(Records)
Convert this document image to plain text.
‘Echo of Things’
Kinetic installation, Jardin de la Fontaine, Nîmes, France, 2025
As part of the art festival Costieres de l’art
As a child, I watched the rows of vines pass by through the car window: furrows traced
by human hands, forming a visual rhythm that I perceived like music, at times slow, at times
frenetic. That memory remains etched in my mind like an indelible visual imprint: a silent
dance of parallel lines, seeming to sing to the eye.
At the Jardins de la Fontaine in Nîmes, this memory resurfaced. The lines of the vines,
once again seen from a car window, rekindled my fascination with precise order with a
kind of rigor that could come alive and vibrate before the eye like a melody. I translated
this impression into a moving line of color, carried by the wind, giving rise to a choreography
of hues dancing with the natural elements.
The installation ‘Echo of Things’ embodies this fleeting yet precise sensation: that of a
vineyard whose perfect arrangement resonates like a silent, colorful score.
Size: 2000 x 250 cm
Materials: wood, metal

◆ What is required ◆
List the lines of the entries that include "memory".

◆ Reply to the task ◆
frenetic. That memory remains etched in my mind like an indelible visual imprint: a silent
At the Jardins de la Fontaine in Nîmes, this memory resurfaced. The lines of the vines,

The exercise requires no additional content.